Exercise details: Write out the material exactly. Do not include the pictures.
───── Dataset records ─────
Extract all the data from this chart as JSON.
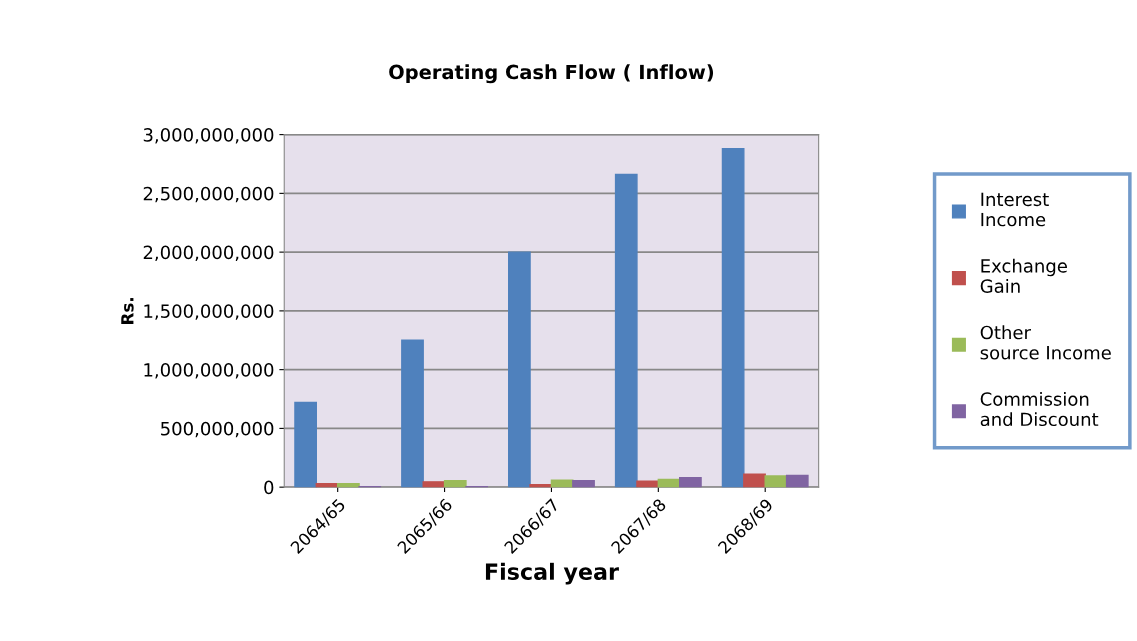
{
  "chart_data": {
    "type": "bar",
    "title": "Operating Cash Flow ( Inflow)",
    "xlabel": "Fiscal year",
    "ylabel": "Rs.",
    "categories": [
      "2064/65",
      "2065/66",
      "2066/67",
      "2067/68",
      "2068/69"
    ],
    "series": [
      {
        "name": "Interest Income",
        "color": "#4f81bd",
        "values": [
          720000000,
          1250000000,
          2000000000,
          2660000000,
          2880000000
        ]
      },
      {
        "name": "Exchange Gain",
        "color": "#c0504d",
        "values": [
          30000000,
          45000000,
          20000000,
          50000000,
          110000000
        ]
      },
      {
        "name": "Other source Income",
        "color": "#9bbb59",
        "values": [
          30000000,
          55000000,
          60000000,
          65000000,
          95000000
        ]
      },
      {
        "name": "Commission and Discount",
        "color": "#8064a2",
        "values": [
          5000000,
          5000000,
          55000000,
          80000000,
          100000000
        ]
      }
    ],
    "ylim": [
      0,
      3000000000
    ],
    "yticks": [
      {
        "value": 0,
        "label": "0"
      },
      {
        "value": 500000000,
        "label": "500,000,000"
      },
      {
        "value": 1000000000,
        "label": "1,000,000,000"
      },
      {
        "value": 1500000000,
        "label": "1,500,000,000"
      },
      {
        "value": 2000000000,
        "label": "2,000,000,000"
      },
      {
        "value": 2500000000,
        "label": "2,500,000,000"
      },
      {
        "value": 3000000000,
        "label": "3,000,000,000"
      }
    ],
    "grid": "y",
    "legend": "right"
  }
}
─────
Answer to the problem:
Extract all the data from this chart as JSON.
{
  "chart_data": {
    "type": "bar",
    "title": "Operating Cash Flow ( Inflow)",
    "xlabel": "Fiscal year",
    "ylabel": "Rs.",
    "categories": [
      "2064/65",
      "2065/66",
      "2066/67",
      "2067/68",
      "2068/69"
    ],
    "series": [
      {
        "name": "Interest Income",
        "color": "#4f81bd",
        "values": [
          720000000,
          1250000000,
          2000000000,
          2660000000,
          2880000000
        ]
      },
      {
        "name": "Exchange Gain",
        "color": "#c0504d",
        "values": [
          30000000,
          45000000,
          20000000,
          50000000,
          110000000
        ]
      },
      {
        "name": "Other source Income",
        "color": "#9bbb59",
        "values": [
          30000000,
          55000000,
          60000000,
          65000000,
          95000000
        ]
      },
      {
        "name": "Commission and Discount",
        "color": "#8064a2",
        "values": [
          5000000,
          5000000,
          55000000,
          80000000,
          100000000
        ]
      }
    ],
    "ylim": [
      0,
      3000000000
    ],
    "yticks": [
      {
        "value": 0,
        "label": "0"
      },
      {
        "value": 500000000,
        "label": "500,000,000"
      },
      {
        "value": 1000000000,
        "label": "1,000,000,000"
      },
      {
        "value": 1500000000,
        "label": "1,500,000,000"
      },
      {
        "value": 2000000000,
        "label": "2,000,000,000"
      },
      {
        "value": 2500000000,
        "label": "2,500,000,000"
      },
      {
        "value": 3000000000,
        "label": "3,000,000,000"
      }
    ],
    "grid": "y",
    "legend": "right"
  }
}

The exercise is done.